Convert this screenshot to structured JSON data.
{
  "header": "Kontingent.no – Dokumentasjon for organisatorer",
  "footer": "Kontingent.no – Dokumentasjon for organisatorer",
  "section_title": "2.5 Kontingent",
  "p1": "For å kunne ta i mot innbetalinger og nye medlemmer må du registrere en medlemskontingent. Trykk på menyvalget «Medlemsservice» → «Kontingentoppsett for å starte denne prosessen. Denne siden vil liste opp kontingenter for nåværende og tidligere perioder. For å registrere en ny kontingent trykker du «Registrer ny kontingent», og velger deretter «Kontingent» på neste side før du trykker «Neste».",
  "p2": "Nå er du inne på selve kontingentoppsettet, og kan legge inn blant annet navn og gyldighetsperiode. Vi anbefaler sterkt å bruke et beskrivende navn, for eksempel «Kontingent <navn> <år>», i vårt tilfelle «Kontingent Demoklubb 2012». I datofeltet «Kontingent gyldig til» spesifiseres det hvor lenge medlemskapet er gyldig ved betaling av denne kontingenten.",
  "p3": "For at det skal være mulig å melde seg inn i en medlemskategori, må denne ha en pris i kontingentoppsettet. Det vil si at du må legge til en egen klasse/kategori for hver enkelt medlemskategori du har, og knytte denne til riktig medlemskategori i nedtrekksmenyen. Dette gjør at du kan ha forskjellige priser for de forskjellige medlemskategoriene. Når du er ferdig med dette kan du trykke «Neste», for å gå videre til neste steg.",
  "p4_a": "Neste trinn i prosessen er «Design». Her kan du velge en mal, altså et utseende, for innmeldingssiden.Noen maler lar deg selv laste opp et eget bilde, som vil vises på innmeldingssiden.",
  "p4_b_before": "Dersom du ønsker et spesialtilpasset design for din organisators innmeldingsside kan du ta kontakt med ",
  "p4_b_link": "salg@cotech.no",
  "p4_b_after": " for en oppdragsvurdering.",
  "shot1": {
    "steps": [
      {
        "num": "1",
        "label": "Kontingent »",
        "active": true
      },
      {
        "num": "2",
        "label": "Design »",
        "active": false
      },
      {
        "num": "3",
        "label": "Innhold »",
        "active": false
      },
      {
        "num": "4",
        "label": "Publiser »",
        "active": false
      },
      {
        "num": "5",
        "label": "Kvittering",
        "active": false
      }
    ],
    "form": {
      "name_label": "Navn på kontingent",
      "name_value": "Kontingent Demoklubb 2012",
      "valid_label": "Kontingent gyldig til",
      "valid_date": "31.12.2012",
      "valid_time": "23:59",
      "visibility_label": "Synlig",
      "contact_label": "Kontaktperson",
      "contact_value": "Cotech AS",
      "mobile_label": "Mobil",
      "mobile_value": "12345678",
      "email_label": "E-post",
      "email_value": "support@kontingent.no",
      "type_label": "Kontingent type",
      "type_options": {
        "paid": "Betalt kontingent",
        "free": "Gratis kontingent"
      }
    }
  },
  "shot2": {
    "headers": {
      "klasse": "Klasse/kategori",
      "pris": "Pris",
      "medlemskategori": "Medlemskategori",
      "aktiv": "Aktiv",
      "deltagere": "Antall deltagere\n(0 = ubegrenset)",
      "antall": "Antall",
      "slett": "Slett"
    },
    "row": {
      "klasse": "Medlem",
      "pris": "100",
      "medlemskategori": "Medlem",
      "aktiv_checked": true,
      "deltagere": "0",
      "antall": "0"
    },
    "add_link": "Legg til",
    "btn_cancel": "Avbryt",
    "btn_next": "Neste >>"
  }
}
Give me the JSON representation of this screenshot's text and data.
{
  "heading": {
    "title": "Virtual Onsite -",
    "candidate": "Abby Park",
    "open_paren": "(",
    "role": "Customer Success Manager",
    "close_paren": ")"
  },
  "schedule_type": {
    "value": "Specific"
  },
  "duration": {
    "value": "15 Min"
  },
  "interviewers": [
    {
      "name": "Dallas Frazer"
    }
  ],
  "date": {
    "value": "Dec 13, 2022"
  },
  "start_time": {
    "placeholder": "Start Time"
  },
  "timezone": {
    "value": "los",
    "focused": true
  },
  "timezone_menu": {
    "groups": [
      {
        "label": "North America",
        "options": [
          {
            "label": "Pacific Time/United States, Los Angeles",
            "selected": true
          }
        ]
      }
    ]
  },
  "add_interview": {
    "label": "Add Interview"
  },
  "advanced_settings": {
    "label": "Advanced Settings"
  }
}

-------------------------

> **Short task**
Sift through the entries and copy every line with "organisatorer".

> **Worked answer**
  "header": "Kontingent.no – Dokumentasjon for organisatorer",
  "footer": "Kontingent.no – Dokumentasjon for organisatorer",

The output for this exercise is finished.